▸ Written request
Search the material for the string "Figure" and copy each line where it occurs.
________________
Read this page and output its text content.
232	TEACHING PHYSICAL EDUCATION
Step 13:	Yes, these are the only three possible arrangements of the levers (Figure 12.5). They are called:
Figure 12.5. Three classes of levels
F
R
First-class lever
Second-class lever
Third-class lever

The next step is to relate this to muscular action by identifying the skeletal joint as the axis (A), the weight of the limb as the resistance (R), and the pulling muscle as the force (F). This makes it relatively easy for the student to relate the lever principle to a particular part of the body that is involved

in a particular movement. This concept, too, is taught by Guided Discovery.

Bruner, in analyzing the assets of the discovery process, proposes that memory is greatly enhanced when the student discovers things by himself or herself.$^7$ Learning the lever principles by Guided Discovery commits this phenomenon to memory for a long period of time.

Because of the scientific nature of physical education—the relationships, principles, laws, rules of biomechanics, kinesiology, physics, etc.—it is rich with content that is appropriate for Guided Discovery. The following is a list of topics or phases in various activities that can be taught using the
________________
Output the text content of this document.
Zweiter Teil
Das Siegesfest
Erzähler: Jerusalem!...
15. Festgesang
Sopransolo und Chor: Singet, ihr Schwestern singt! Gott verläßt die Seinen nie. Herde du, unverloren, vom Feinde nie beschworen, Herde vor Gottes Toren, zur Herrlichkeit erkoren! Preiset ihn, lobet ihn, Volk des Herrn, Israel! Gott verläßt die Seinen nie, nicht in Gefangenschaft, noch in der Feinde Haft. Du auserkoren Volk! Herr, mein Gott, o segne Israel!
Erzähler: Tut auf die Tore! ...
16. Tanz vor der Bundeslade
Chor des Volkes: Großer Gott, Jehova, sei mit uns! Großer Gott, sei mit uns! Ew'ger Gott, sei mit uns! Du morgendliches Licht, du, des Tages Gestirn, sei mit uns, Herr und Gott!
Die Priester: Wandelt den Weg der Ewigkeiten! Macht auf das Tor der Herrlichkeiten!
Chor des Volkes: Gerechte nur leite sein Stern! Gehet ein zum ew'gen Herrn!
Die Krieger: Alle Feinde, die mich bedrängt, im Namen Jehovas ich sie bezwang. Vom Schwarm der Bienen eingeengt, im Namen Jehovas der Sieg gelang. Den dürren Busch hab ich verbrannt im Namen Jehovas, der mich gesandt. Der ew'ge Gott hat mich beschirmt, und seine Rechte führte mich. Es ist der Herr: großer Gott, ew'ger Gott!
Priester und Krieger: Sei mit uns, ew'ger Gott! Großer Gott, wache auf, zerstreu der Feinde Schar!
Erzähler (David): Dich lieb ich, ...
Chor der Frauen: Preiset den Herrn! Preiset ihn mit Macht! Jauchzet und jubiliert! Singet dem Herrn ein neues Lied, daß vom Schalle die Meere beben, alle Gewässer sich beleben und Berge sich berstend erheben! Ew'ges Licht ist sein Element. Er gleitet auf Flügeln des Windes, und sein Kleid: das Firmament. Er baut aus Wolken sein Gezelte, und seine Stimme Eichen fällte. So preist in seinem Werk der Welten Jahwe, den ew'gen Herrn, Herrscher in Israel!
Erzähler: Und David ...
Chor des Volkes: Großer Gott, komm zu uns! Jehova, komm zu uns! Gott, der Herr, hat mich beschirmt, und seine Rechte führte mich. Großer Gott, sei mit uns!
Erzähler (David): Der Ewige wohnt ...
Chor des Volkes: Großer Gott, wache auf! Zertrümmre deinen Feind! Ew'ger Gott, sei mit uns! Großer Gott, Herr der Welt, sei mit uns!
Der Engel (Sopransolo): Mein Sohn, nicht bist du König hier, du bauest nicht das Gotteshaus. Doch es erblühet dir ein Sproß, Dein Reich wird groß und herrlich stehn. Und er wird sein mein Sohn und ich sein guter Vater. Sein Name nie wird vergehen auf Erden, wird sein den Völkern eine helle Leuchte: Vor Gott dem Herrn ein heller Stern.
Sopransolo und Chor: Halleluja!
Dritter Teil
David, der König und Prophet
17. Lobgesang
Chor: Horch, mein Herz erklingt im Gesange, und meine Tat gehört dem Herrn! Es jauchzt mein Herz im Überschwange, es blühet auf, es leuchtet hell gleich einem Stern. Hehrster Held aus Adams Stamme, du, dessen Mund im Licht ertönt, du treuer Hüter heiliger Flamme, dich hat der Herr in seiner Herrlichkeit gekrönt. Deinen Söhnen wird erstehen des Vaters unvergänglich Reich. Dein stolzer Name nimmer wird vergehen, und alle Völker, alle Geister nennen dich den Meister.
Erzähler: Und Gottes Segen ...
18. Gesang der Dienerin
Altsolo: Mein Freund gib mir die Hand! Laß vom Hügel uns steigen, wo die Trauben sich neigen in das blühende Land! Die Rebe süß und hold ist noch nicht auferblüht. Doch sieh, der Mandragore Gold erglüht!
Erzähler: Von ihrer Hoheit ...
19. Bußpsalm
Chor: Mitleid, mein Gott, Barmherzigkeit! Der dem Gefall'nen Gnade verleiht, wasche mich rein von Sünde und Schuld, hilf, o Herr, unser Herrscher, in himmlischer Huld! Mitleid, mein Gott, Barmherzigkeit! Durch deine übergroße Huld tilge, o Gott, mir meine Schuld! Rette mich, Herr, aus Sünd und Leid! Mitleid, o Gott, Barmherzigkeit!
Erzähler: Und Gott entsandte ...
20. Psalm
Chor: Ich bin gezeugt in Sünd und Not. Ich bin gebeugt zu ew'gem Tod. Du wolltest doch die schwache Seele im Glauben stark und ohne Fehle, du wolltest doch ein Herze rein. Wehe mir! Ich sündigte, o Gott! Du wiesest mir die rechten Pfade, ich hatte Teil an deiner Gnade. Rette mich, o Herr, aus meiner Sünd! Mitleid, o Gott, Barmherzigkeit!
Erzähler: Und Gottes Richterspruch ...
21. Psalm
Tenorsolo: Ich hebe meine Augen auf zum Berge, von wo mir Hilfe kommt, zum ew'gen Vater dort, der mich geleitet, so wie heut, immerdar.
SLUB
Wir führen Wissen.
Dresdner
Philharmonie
________________
▸ Answer for the task
Step 13:	Yes, these are the only three possible arrangements of the levers (Figure 12.5). They are called:
Figure 12.5. Three classes of levels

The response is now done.